====== Quoted passage

It's also notable that while virtually all the aggressive questioning of Palin has been on her troopergate scandal, her manifest lack of qualifications, ties to a political party that embraces secession, etc. Schmidt focused on stories that if you look closely were actually never written. Yes, there was a storm of speculation on blogs. And maybe reporters followed up with inquiries. But who published any of it? Think about that for a second.

It's interesting that Josh's definition of "stories" and "published" is at odds with "blogs." He may be one of the kings of new media, but his orientation is still solidly in the established print world from whence he came. There's nothing wrong with that, of course. I was a voracious reader of The New Republic in the late eighties and early nineties, and while you couldn't pay me to read it today, TNR alums Michael Kinsley and Josh Marshall are on my short list of essential writers.

This leads to another point. The evolution of blogs and online media arguably began with Slate.com, a Microsoft property given insta-gravitas by Michael Kinsley. But it blossomed with people like Glenn Reynolds (give the devil his due), Josh Marshall, and Eric Alterman's blogs. In part because it was not shaped by traditional media powerhouses like the New York Times, the online blogosphere has always been more wry, more knowing, and more inside baseball. Even though Marshall, Kinsley, and Alterman were trained journalists, their journalistic background was in detail rich long form articles in magazines with sophisticated readership. This is also, of course, a function of the readership of blogs. Although blog readership is becoming more heterogeneous, it is still the province of the well-educated.

A month or two ago, I was at a friend's house with some time to kill and picked up a copy of Time. I flipped to a story on Obama. After a steady online diet of sophisticated analysis about politics, the article was almost unreadable. The article was fawning and as an Obama head, I was fine with that. But the detail selection made me alternate between "yeah, of course" and "that's bullshit."

I felt the same way today when I read a New York Times article on Apple's recent coy announcement of possible Ipod news. The Times saw fit to observe "Apple, which also makes iPhone devices. . ."

============

## Work instructions
(1) Decide whether each statement agrees with the blog passage, answering yes or no and quoting the words that settle it: (a) The writer still reads The New Republic today. (b) Slate.com was a Microsoft property. (c) The writer found the Time article on Obama easy to read.
(2) Turn the paragraph of the blog passage that begins "This leads to another point" into a short bulleted list that keeps its main facts.
(3) Answer these questions from the blog passage, one per line:
(a) What kind of stories did Schmidt focus on?
(b) Which two former New Republic writers are on the writer's short list of essential writers?
(c) What did the New York Times article the writer read today cover?
Base every answer on the blog passage alone.

====== Material provided

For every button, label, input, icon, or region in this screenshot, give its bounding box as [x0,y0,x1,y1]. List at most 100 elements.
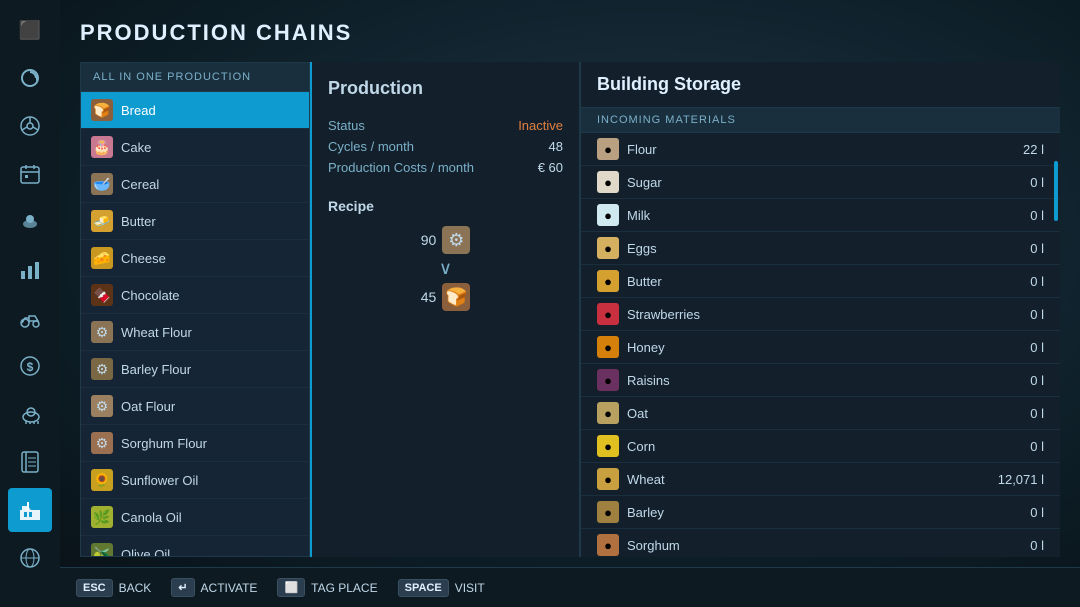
sidebar-item-factory[interactable] [8,488,52,532]
list-item-cake[interactable]: 🎂 Cake [81,129,309,166]
storage-icon: ● [597,468,619,490]
storage-item-amount: 12,071 l [994,472,1044,487]
storage-item-amount: 0 l [994,307,1044,322]
list-item-cereal[interactable]: 🥣 Cereal [81,166,309,203]
storage-item: ● Sugar 0 l [581,166,1060,199]
list-item-icon: 🎂 [91,136,113,158]
sidebar-item-animal[interactable] [8,392,52,436]
left-panel: ALL IN ONE PRODUCTION 🍞 Bread 🎂 Cake 🥣 C… [80,62,310,557]
list-item-label: Canola Oil [121,510,182,525]
list-item-label: Butter [121,214,156,229]
list-item-wheat-flour[interactable]: ⚙ Wheat Flour [81,314,309,351]
scroll-indicator [1054,161,1058,221]
list-item-sunflower-oil[interactable]: 🌻 Sunflower Oil [81,462,309,499]
list-item-icon: ⚙ [91,321,113,343]
sidebar-item-book[interactable] [8,440,52,484]
stats-row: Production Costs / month € 60 [328,157,563,178]
list-item-label: Sunflower Oil [121,473,198,488]
storage-item-name: Raisins [627,373,986,388]
sidebar-item-money[interactable]: $ [8,344,52,388]
sidebar-item-cycle[interactable] [8,56,52,100]
list-item-barley-flour[interactable]: ⚙ Barley Flour [81,351,309,388]
storage-item: ● Sorghum 0 l [581,529,1060,557]
stat-label: Cycles / month [328,136,508,157]
sidebar-item-grid[interactable]: ⬛ [8,8,52,52]
stats-row: Cycles / month 48 [328,136,563,157]
key-badge: ESC [76,579,113,597]
list-item-icon: 🥣 [91,173,113,195]
right-sub-header: INCOMING MATERIALS [581,108,1060,133]
list-item-icon: ⚙ [91,358,113,380]
key-label: BACK [119,581,152,595]
storage-icon: ● [597,138,619,160]
list-item-icon: 🍫 [91,284,113,306]
stats-table: Status Inactive Cycles / month 48 Produc… [328,115,563,178]
stat-value: € 60 [508,157,563,178]
list-item-butter[interactable]: 🧈 Butter [81,203,309,240]
recipe-area: 90 ⚙ ∨ 45 🍞 [328,226,563,311]
sidebar-item-tractor[interactable] [8,296,52,340]
list-item-chocolate[interactable]: 🍫 Chocolate [81,277,309,314]
storage-item-name: Barley [627,505,986,520]
list-item-olive-oil[interactable]: 🫒 Olive Oil [81,536,309,556]
storage-item: ● Corn 0 l [581,430,1060,463]
list-item-icon: 🧈 [91,210,113,232]
storage-icon: ● [597,336,619,358]
list-item-label: Cheese [121,251,166,266]
storage-item: ● Barley 0 l [581,496,1060,529]
sidebar-item-steering[interactable] [8,104,52,148]
storage-item-name: Sorghum [627,538,986,553]
key-badge: ⬜ [277,578,305,597]
storage-item: ● Butter 0 l [581,265,1060,298]
storage-item-amount: 0 l [994,175,1044,190]
list-item-icon: 🌻 [91,469,113,491]
recipe-output: 45 🍞 [421,283,471,311]
storage-item-name: Wheat [627,472,986,487]
list-item-icon: ⚙ [91,395,113,417]
storage-item-amount: 0 l [994,439,1044,454]
list-item-icon: 🫒 [91,543,113,556]
storage-icon: ● [597,237,619,259]
storage-item-name: Eggs [627,241,986,256]
storage-item-name: Sugar [627,175,986,190]
sidebar-item-globe[interactable] [8,536,52,580]
list-item-oat-flour[interactable]: ⚙ Oat Flour [81,388,309,425]
storage-item: ● Wheat 12,071 l [581,463,1060,496]
list-item-bread[interactable]: 🍞 Bread [81,92,309,129]
storage-icon: ● [597,435,619,457]
list-item-label: Cereal [121,177,159,192]
storage-icon: ● [597,402,619,424]
storage-item: ● Raisins 0 l [581,364,1060,397]
storage-item-name: Milk [627,208,986,223]
storage-icon: ● [597,171,619,193]
storage-item-amount: 0 l [994,538,1044,553]
storage-list[interactable]: ● Flour 22 l ● Sugar 0 l ● Milk 0 l ● Eg… [581,133,1060,557]
storage-item-amount: 0 l [994,505,1044,520]
list-item-sorghum-flour[interactable]: ⚙ Sorghum Flour [81,425,309,462]
storage-item-name: Flour [627,142,986,157]
list-item-cheese[interactable]: 🧀 Cheese [81,240,309,277]
storage-item-name: Oat [627,406,986,421]
recipe-arrow: ∨ [439,258,452,279]
key-btn-visit[interactable]: SPACE VISIT [398,579,485,597]
storage-item-amount: 0 l [994,208,1044,223]
left-panel-header: ALL IN ONE PRODUCTION [81,63,309,92]
list-item-label: Sorghum Flour [121,436,207,451]
list-item-label: Oat Flour [121,399,175,414]
production-list[interactable]: 🍞 Bread 🎂 Cake 🥣 Cereal 🧈 Butter 🧀 Chees… [81,92,309,556]
list-item-canola-oil[interactable]: 🌿 Canola Oil [81,499,309,536]
key-label: ACTIVATE [201,581,258,595]
recipe-output-amount: 45 [421,289,437,305]
sidebar-item-stats[interactable] [8,248,52,292]
key-btn-tag place[interactable]: ⬜ TAG PLACE [277,578,377,597]
storage-item-amount: 22 l [994,142,1044,157]
stats-row: Status Inactive [328,115,563,136]
sidebar-item-weather[interactable] [8,200,52,244]
key-btn-activate[interactable]: ↵ ACTIVATE [171,578,257,597]
key-btn-back[interactable]: ESC BACK [76,579,151,597]
sidebar-item-calendar[interactable] [8,152,52,196]
production-title: Production [328,78,563,99]
right-panel-header: Building Storage [581,62,1060,108]
list-item-label: Chocolate [121,288,180,303]
storage-icon: ● [597,303,619,325]
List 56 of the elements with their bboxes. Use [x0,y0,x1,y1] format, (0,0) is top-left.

============

## Results
(1)
(a) No: "while you couldn't pay me to read it today"
(b) Yes: "a Microsoft property given insta-gravitas by Michael Kinsley"
(c) No: "the article was almost unreadable"

(2)
- Blogs and online media arguably began with Slate.com, a Microsoft property that Michael Kinsley gave instant weight.
- They blossomed with Glenn Reynolds, Josh Marshall and Eric Alterman's blogs.
- Because traditional powerhouses like the New York Times did not shape it, the blogosphere has been more wry, knowing and inside baseball.
- Marshall, Kinsley and Alterman were trained journalists whose background was detail-rich long-form magazine articles for sophisticated readers.
- The tone also reflects blog readers, who are becoming more varied but are still mostly well educated.

(3)
(a) Stories that were actually never written.
(b) Michael Kinsley and Josh Marshall.
(c) Apple's recent coy announcement of possible iPod news.